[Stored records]
==============================

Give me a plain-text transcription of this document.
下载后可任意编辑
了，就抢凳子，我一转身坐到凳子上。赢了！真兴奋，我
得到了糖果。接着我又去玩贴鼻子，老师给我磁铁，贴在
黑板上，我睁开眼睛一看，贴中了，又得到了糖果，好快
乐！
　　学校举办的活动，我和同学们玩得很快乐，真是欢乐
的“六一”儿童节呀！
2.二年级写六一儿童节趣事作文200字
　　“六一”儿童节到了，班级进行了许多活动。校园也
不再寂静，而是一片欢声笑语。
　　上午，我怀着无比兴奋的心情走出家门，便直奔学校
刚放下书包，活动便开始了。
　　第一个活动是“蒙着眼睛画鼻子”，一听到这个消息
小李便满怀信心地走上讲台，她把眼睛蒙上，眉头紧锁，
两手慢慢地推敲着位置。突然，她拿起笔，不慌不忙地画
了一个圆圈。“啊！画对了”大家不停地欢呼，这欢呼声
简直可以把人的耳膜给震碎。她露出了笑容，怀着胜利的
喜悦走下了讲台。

==============================

**What you have to do:** Please restate the data word for word, every record included.

**Output:**
Give me a plain-text transcription of this document.
下载后可任意编辑
了，就抢凳子，我一转身坐到凳子上。赢了！真兴奋，我
得到了糖果。接着我又去玩贴鼻子，老师给我磁铁，贴在
黑板上，我睁开眼睛一看，贴中了，又得到了糖果，好快
乐！
　　学校举办的活动，我和同学们玩得很快乐，真是欢乐
的“六一”儿童节呀！
2.二年级写六一儿童节趣事作文200字
　　“六一”儿童节到了，班级进行了许多活动。校园也
不再寂静，而是一片欢声笑语。
　　上午，我怀着无比兴奋的心情走出家门，便直奔学校
刚放下书包，活动便开始了。
　　第一个活动是“蒙着眼睛画鼻子”，一听到这个消息
小李便满怀信心地走上讲台，她把眼睛蒙上，眉头紧锁，
两手慢慢地推敲着位置。突然，她拿起笔，不慌不忙地画
了一个圆圈。“啊！画对了”大家不停地欢呼，这欢呼声
简直可以把人的耳膜给震碎。她露出了笑容，怀着胜利的
喜悦走下了讲台。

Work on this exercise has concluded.